▼

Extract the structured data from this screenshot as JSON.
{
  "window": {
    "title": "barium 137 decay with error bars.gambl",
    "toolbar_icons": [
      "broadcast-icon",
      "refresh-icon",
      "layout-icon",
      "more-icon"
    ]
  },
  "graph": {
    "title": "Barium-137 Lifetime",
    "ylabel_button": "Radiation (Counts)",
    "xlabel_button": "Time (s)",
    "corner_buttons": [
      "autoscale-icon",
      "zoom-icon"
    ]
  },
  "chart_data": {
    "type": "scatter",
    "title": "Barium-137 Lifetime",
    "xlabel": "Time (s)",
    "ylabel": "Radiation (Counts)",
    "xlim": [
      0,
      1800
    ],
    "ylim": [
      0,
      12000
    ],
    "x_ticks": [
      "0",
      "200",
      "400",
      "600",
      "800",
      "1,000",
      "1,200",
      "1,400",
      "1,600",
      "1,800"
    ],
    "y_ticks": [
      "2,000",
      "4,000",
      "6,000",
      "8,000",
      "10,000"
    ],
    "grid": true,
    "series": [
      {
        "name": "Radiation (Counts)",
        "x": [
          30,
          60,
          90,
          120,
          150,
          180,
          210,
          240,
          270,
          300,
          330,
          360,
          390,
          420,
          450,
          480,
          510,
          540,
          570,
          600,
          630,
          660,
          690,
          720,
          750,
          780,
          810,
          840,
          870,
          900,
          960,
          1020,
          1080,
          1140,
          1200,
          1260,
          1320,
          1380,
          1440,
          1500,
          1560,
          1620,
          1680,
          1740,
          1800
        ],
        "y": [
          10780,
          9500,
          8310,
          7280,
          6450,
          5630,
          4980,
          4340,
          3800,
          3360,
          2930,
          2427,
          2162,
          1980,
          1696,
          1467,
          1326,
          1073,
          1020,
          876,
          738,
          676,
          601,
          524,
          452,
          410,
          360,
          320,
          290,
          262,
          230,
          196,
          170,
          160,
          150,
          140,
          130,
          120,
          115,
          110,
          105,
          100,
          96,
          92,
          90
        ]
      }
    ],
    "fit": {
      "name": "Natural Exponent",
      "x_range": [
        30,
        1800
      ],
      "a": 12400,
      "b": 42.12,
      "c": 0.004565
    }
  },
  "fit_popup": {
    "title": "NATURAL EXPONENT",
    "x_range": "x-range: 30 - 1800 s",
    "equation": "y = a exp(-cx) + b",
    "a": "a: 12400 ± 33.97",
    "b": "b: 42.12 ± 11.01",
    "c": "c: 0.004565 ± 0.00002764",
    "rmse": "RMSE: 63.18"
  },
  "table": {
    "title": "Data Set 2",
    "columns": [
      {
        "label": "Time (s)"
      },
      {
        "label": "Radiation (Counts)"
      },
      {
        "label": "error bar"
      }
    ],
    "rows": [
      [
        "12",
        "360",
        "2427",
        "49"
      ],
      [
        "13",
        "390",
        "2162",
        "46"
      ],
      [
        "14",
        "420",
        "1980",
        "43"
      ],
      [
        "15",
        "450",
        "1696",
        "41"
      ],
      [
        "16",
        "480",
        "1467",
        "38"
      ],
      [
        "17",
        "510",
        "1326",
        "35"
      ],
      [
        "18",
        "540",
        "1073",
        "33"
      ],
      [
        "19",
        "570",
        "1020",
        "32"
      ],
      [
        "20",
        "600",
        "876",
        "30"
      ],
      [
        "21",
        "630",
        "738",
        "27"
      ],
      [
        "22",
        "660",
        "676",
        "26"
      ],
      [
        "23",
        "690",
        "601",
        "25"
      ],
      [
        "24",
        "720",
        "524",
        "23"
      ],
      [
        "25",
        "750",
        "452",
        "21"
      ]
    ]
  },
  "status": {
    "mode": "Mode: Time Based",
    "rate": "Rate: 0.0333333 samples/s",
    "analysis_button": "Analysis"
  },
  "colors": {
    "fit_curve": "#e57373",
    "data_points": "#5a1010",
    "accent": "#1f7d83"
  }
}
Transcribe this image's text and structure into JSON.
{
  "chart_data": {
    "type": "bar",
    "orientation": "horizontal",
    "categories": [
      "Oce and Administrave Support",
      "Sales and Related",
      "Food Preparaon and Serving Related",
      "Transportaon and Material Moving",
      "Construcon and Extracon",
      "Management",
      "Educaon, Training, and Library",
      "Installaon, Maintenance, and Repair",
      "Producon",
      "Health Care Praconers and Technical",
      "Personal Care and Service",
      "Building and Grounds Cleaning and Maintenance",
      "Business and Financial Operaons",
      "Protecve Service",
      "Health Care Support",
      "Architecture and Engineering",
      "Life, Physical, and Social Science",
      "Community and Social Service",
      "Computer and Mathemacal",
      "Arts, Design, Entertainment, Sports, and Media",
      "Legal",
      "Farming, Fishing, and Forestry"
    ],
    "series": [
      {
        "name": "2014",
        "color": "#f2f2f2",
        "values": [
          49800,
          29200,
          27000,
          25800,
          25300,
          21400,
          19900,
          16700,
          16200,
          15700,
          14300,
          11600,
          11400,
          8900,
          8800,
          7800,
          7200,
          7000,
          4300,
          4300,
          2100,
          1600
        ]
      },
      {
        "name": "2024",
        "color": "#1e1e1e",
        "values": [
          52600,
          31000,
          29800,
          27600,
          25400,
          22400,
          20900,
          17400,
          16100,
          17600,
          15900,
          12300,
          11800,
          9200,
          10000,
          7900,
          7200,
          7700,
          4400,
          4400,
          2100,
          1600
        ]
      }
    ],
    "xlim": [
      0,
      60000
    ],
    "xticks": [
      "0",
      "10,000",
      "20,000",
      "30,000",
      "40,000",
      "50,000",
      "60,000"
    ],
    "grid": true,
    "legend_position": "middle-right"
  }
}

▲

**Short exercise:**
Your task is to gather every line with the word "Social" and copy it.

**Worked solution:**
      "Life, Physical, and Social Science",
      "Community and Social Service",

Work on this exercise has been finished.